Collected data:
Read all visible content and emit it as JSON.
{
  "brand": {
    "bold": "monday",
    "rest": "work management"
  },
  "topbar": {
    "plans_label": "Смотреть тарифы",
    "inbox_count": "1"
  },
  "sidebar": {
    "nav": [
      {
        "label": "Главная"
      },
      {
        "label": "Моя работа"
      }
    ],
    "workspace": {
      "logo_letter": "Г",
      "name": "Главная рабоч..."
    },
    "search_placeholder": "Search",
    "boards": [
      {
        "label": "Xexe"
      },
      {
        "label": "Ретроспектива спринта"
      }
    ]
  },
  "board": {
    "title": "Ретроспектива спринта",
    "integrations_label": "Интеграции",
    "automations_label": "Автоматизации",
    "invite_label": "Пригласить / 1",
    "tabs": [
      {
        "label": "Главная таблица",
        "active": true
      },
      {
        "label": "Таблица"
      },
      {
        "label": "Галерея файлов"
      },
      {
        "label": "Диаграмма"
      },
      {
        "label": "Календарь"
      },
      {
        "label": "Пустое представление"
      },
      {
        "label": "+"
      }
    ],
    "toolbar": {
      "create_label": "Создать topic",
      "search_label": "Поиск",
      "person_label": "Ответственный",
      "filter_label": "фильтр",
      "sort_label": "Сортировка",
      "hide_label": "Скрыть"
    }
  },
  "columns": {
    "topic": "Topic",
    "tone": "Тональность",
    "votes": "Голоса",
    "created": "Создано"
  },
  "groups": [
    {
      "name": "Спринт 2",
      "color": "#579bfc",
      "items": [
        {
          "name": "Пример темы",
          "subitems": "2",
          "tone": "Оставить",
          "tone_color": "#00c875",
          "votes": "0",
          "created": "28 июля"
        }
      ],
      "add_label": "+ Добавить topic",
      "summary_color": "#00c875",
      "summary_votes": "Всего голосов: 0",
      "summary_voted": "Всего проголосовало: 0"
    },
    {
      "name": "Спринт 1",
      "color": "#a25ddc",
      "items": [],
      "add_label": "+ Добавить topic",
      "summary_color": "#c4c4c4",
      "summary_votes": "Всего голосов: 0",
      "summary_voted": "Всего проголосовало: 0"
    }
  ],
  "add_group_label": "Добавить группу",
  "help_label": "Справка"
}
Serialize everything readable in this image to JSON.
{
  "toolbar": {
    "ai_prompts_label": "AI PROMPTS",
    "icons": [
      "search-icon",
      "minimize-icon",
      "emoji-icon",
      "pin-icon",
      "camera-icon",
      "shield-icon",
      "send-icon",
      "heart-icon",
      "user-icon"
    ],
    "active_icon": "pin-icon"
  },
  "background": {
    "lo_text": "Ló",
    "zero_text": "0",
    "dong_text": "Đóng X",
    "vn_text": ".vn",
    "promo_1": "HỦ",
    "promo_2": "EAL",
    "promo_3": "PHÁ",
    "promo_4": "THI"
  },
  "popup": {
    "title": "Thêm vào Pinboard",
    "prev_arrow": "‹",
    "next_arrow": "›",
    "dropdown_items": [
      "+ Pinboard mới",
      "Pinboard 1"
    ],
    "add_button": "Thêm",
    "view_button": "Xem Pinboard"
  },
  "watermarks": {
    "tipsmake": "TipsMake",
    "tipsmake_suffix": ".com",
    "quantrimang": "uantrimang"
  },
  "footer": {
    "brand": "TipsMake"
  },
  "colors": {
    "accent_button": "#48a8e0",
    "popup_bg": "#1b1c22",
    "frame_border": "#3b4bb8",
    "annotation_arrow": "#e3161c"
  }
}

Task instructions: Give again, word for word, every line from the one holding "Serialize everything readable" to the end of the data.

Result:
Serialize everything readable in this image to JSON.
{
  "toolbar": {
    "ai_prompts_label": "AI PROMPTS",
    "icons": [
      "search-icon",
      "minimize-icon",
      "emoji-icon",
      "pin-icon",
      "camera-icon",
      "shield-icon",
      "send-icon",
      "heart-icon",
      "user-icon"
    ],
    "active_icon": "pin-icon"
  },
  "background": {
    "lo_text": "Ló",
    "zero_text": "0",
    "dong_text": "Đóng X",
    "vn_text": ".vn",
    "promo_1": "HỦ",
    "promo_2": "EAL",
    "promo_3": "PHÁ",
    "promo_4": "THI"
  },
  "popup": {
    "title": "Thêm vào Pinboard",
    "prev_arrow": "‹",
    "next_arrow": "›",
    "dropdown_items": [
      "+ Pinboard mới",
      "Pinboard 1"
    ],
    "add_button": "Thêm",
    "view_button": "Xem Pinboard"
  },
  "watermarks": {
    "tipsmake": "TipsMake",
    "tipsmake_suffix": ".com",
    "quantrimang": "uantrimang"
  },
  "footer": {
    "brand": "TipsMake"
  },
  "colors": {
    "accent_button": "#48a8e0",
    "popup_bg": "#1b1c22",
    "frame_border": "#3b4bb8",
    "annotation_arrow": "#e3161c"
  }
}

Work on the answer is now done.